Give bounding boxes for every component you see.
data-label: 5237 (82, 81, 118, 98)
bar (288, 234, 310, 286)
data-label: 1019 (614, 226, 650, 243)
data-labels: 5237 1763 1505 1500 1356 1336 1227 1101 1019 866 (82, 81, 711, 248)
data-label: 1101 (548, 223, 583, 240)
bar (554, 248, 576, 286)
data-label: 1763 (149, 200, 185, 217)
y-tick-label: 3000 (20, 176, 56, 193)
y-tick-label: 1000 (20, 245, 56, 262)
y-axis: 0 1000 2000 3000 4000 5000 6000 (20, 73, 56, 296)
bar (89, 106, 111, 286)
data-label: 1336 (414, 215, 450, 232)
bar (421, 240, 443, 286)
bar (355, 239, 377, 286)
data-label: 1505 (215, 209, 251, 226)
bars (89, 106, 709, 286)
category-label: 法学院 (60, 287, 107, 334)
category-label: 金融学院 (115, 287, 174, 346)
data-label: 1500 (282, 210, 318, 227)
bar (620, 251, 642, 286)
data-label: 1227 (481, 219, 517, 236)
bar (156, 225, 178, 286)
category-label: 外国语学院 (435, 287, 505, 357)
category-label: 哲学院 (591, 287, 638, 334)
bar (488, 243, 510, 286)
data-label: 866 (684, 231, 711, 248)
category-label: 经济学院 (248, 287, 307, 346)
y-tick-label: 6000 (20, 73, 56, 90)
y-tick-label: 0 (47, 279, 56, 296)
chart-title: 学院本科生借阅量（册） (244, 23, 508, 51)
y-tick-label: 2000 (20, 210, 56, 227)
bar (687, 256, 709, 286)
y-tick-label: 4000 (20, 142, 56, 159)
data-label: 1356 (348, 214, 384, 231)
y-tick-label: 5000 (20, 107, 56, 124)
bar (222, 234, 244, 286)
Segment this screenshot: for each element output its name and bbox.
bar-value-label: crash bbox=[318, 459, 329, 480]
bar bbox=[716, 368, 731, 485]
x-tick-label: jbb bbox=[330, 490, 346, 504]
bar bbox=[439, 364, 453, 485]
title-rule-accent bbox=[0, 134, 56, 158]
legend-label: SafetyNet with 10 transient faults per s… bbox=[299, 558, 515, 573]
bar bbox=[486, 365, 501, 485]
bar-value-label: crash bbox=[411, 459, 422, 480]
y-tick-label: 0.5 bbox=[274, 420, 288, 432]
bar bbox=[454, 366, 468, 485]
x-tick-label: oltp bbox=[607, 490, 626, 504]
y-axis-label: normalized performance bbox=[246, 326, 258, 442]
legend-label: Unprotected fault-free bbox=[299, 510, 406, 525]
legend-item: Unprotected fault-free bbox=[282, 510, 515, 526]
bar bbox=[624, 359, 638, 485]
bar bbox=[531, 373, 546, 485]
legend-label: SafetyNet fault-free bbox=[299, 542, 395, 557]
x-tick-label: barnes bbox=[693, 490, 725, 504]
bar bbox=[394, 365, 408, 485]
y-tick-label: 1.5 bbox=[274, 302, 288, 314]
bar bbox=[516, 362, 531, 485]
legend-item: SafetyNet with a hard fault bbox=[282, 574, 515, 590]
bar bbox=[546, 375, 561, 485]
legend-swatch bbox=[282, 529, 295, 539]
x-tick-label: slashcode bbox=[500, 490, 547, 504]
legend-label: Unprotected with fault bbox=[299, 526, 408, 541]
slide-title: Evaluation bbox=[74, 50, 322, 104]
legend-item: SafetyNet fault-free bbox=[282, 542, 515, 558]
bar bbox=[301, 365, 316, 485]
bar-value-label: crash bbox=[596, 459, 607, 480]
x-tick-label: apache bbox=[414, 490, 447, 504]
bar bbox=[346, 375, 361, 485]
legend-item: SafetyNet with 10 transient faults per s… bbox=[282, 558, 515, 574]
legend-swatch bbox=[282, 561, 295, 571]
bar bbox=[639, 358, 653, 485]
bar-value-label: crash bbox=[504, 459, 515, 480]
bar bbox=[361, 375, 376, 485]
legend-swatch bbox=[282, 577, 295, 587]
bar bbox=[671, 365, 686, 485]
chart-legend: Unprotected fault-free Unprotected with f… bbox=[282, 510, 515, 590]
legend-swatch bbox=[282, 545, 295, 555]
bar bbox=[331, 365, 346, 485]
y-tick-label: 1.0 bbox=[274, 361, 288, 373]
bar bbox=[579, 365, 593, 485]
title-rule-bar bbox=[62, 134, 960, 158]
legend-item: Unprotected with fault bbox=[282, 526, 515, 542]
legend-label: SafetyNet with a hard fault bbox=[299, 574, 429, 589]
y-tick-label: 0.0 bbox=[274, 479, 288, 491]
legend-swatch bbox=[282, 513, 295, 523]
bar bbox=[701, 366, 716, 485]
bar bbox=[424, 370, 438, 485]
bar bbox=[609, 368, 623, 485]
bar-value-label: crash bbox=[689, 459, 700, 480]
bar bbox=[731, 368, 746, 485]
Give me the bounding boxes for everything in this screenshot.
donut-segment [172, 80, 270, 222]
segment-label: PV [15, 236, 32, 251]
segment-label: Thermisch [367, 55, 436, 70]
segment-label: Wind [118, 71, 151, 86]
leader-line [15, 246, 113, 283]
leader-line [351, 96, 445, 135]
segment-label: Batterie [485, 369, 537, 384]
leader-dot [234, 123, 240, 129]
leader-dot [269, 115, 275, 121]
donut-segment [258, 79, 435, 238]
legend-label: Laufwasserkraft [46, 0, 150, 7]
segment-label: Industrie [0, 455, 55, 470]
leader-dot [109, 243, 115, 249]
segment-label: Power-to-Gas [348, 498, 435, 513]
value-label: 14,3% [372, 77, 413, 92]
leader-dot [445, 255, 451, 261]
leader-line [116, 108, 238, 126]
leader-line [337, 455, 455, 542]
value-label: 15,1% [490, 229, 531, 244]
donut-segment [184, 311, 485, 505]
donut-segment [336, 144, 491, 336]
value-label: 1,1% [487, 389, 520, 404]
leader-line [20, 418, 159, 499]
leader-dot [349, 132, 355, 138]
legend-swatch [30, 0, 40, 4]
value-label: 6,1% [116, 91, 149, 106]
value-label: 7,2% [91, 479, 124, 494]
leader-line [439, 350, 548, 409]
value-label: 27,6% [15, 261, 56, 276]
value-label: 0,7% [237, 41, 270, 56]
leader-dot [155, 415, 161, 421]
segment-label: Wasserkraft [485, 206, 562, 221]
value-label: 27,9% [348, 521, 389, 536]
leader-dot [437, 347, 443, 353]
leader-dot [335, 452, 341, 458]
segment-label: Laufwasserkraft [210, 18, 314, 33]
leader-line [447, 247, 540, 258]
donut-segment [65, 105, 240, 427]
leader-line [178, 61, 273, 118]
····················
Which lines in the records above contain the string "crash", with case counting? Report each of those lines in full.

bar-value-label: crash bbox=[318, 459, 329, 480]
bar-value-label: crash bbox=[411, 459, 422, 480]
bar-value-label: crash bbox=[596, 459, 607, 480]
bar-value-label: crash bbox=[504, 459, 515, 480]
bar-value-label: crash bbox=[689, 459, 700, 480]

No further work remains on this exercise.